◆ Task requirements: Look at the entries below and reproduce them exactly.

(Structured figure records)
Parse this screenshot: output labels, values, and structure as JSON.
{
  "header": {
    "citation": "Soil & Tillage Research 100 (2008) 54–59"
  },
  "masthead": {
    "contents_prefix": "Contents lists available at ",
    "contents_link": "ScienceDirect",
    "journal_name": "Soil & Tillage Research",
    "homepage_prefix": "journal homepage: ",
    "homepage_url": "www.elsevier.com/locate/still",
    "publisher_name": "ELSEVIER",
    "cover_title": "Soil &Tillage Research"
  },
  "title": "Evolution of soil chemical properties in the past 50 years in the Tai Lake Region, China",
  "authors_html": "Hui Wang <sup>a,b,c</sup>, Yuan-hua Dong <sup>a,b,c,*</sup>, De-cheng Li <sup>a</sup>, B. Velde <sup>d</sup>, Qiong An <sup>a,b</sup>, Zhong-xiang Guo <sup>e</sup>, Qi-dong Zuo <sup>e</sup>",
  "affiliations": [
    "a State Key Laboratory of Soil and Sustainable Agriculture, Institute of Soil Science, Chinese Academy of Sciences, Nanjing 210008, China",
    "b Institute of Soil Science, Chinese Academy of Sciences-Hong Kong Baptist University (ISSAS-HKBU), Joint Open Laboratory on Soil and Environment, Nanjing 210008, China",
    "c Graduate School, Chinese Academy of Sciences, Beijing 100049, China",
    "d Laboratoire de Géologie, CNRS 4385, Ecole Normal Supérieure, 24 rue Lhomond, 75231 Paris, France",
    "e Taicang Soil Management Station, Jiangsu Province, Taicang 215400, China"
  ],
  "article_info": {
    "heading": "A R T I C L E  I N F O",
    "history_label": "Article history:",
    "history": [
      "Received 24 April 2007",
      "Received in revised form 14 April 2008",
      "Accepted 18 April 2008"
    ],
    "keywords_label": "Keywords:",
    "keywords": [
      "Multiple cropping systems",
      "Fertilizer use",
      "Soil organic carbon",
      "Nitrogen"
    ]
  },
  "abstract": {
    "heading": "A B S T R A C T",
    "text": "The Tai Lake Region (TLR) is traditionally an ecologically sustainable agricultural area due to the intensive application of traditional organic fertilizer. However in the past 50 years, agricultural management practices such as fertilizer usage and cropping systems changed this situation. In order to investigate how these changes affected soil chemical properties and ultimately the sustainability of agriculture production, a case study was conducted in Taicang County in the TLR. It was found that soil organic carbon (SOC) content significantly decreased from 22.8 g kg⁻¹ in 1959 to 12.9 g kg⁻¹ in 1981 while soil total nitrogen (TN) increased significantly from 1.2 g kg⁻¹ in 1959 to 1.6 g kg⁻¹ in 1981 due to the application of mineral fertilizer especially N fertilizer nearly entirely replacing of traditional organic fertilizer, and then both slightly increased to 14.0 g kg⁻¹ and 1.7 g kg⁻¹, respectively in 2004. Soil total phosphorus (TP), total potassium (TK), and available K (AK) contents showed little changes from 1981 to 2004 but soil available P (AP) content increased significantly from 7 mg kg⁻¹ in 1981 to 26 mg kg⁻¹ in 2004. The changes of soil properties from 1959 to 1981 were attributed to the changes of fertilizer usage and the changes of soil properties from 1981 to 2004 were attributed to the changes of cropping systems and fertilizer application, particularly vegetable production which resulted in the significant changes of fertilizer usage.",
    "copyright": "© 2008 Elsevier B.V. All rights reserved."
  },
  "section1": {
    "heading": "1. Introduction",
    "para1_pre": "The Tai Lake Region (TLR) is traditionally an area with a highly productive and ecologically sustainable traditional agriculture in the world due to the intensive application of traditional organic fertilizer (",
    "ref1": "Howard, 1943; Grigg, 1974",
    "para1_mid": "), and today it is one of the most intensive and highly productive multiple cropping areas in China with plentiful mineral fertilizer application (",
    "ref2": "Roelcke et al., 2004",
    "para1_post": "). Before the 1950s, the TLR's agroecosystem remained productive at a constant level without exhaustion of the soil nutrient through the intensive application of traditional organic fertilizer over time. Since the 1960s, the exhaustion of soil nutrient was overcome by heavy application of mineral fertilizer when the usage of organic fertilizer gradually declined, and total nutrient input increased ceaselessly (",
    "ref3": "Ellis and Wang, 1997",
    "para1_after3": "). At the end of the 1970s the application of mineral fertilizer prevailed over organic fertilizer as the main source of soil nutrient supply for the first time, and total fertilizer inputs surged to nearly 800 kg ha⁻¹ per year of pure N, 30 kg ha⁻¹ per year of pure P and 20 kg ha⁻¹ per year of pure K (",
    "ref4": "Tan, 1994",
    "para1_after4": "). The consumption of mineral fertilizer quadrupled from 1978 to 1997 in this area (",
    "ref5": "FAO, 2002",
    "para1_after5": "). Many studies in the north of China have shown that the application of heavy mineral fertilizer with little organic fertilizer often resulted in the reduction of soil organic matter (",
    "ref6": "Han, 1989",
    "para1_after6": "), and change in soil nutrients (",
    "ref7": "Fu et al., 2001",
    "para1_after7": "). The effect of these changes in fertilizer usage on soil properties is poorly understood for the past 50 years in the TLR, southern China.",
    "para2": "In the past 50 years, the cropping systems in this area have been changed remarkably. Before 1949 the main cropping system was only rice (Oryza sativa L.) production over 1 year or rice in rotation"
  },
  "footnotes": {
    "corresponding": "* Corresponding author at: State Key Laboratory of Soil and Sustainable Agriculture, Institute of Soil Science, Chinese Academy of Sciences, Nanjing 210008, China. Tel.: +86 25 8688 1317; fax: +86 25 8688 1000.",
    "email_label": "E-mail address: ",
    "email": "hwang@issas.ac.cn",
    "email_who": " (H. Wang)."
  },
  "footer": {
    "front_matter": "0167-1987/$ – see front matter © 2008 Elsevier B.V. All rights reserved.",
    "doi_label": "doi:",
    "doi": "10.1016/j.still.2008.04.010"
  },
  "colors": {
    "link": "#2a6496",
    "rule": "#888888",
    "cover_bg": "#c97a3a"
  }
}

◆ Solution for this problem:
Parse this screenshot: output labels, values, and structure as JSON.
{
  "header": {
    "citation": "Soil & Tillage Research 100 (2008) 54–59"
  },
  "masthead": {
    "contents_prefix": "Contents lists available at ",
    "contents_link": "ScienceDirect",
    "journal_name": "Soil & Tillage Research",
    "homepage_prefix": "journal homepage: ",
    "homepage_url": "www.elsevier.com/locate/still",
    "publisher_name": "ELSEVIER",
    "cover_title": "Soil &Tillage Research"
  },
  "title": "Evolution of soil chemical properties in the past 50 years in the Tai Lake Region, China",
  "authors_html": "Hui Wang <sup>a,b,c</sup>, Yuan-hua Dong <sup>a,b,c,*</sup>, De-cheng Li <sup>a</sup>, B. Velde <sup>d</sup>, Qiong An <sup>a,b</sup>, Zhong-xiang Guo <sup>e</sup>, Qi-dong Zuo <sup>e</sup>",
  "affiliations": [
    "a State Key Laboratory of Soil and Sustainable Agriculture, Institute of Soil Science, Chinese Academy of Sciences, Nanjing 210008, China",
    "b Institute of Soil Science, Chinese Academy of Sciences-Hong Kong Baptist University (ISSAS-HKBU), Joint Open Laboratory on Soil and Environment, Nanjing 210008, China",
    "c Graduate School, Chinese Academy of Sciences, Beijing 100049, China",
    "d Laboratoire de Géologie, CNRS 4385, Ecole Normal Supérieure, 24 rue Lhomond, 75231 Paris, France",
    "e Taicang Soil Management Station, Jiangsu Province, Taicang 215400, China"
  ],
  "article_info": {
    "heading": "A R T I C L E  I N F O",
    "history_label": "Article history:",
    "history": [
      "Received 24 April 2007",
      "Received in revised form 14 April 2008",
      "Accepted 18 April 2008"
    ],
    "keywords_label": "Keywords:",
    "keywords": [
      "Multiple cropping systems",
      "Fertilizer use",
      "Soil organic carbon",
      "Nitrogen"
    ]
  },
  "abstract": {
    "heading": "A B S T R A C T",
    "text": "The Tai Lake Region (TLR) is traditionally an ecologically sustainable agricultural area due to the intensive application of traditional organic fertilizer. However in the past 50 years, agricultural management practices such as fertilizer usage and cropping systems changed this situation. In order to investigate how these changes affected soil chemical properties and ultimately the sustainability of agriculture production, a case study was conducted in Taicang County in the TLR. It was found that soil organic carbon (SOC) content significantly decreased from 22.8 g kg⁻¹ in 1959 to 12.9 g kg⁻¹ in 1981 while soil total nitrogen (TN) increased significantly from 1.2 g kg⁻¹ in 1959 to 1.6 g kg⁻¹ in 1981 due to the application of mineral fertilizer especially N fertilizer nearly entirely replacing of traditional organic fertilizer, and then both slightly increased to 14.0 g kg⁻¹ and 1.7 g kg⁻¹, respectively in 2004. Soil total phosphorus (TP), total potassium (TK), and available K (AK) contents showed little changes from 1981 to 2004 but soil available P (AP) content increased significantly from 7 mg kg⁻¹ in 1981 to 26 mg kg⁻¹ in 2004. The changes of soil properties from 1959 to 1981 were attributed to the changes of fertilizer usage and the changes of soil properties from 1981 to 2004 were attributed to the changes of cropping systems and fertilizer application, particularly vegetable production which resulted in the significant changes of fertilizer usage.",
    "copyright": "© 2008 Elsevier B.V. All rights reserved."
  },
  "section1": {
    "heading": "1. Introduction",
    "para1_pre": "The Tai Lake Region (TLR) is traditionally an area with a highly productive and ecologically sustainable traditional agriculture in the world due to the intensive application of traditional organic fertilizer (",
    "ref1": "Howard, 1943; Grigg, 1974",
    "para1_mid": "), and today it is one of the most intensive and highly productive multiple cropping areas in China with plentiful mineral fertilizer application (",
    "ref2": "Roelcke et al., 2004",
    "para1_post": "). Before the 1950s, the TLR's agroecosystem remained productive at a constant level without exhaustion of the soil nutrient through the intensive application of traditional organic fertilizer over time. Since the 1960s, the exhaustion of soil nutrient was overcome by heavy application of mineral fertilizer when the usage of organic fertilizer gradually declined, and total nutrient input increased ceaselessly (",
    "ref3": "Ellis and Wang, 1997",
    "para1_after3": "). At the end of the 1970s the application of mineral fertilizer prevailed over organic fertilizer as the main source of soil nutrient supply for the first time, and total fertilizer inputs surged to nearly 800 kg ha⁻¹ per year of pure N, 30 kg ha⁻¹ per year of pure P and 20 kg ha⁻¹ per year of pure K (",
    "ref4": "Tan, 1994",
    "para1_after4": "). The consumption of mineral fertilizer quadrupled from 1978 to 1997 in this area (",
    "ref5": "FAO, 2002",
    "para1_after5": "). Many studies in the north of China have shown that the application of heavy mineral fertilizer with little organic fertilizer often resulted in the reduction of soil organic matter (",
    "ref6": "Han, 1989",
    "para1_after6": "), and change in soil nutrients (",
    "ref7": "Fu et al., 2001",
    "para1_after7": "). The effect of these changes in fertilizer usage on soil properties is poorly understood for the past 50 years in the TLR, southern China.",
    "para2": "In the past 50 years, the cropping systems in this area have been changed remarkably. Before 1949 the main cropping system was only rice (Oryza sativa L.) production over 1 year or rice in rotation"
  },
  "footnotes": {
    "corresponding": "* Corresponding author at: State Key Laboratory of Soil and Sustainable Agriculture, Institute of Soil Science, Chinese Academy of Sciences, Nanjing 210008, China. Tel.: +86 25 8688 1317; fax: +86 25 8688 1000.",
    "email_label": "E-mail address: ",
    "email": "hwang@issas.ac.cn",
    "email_who": " (H. Wang)."
  },
  "footer": {
    "front_matter": "0167-1987/$ – see front matter © 2008 Elsevier B.V. All rights reserved.",
    "doi_label": "doi:",
    "doi": "10.1016/j.still.2008.04.010"
  },
  "colors": {
    "link": "#2a6496",
    "rule": "#888888",
    "cover_bg": "#c97a3a"
  }
}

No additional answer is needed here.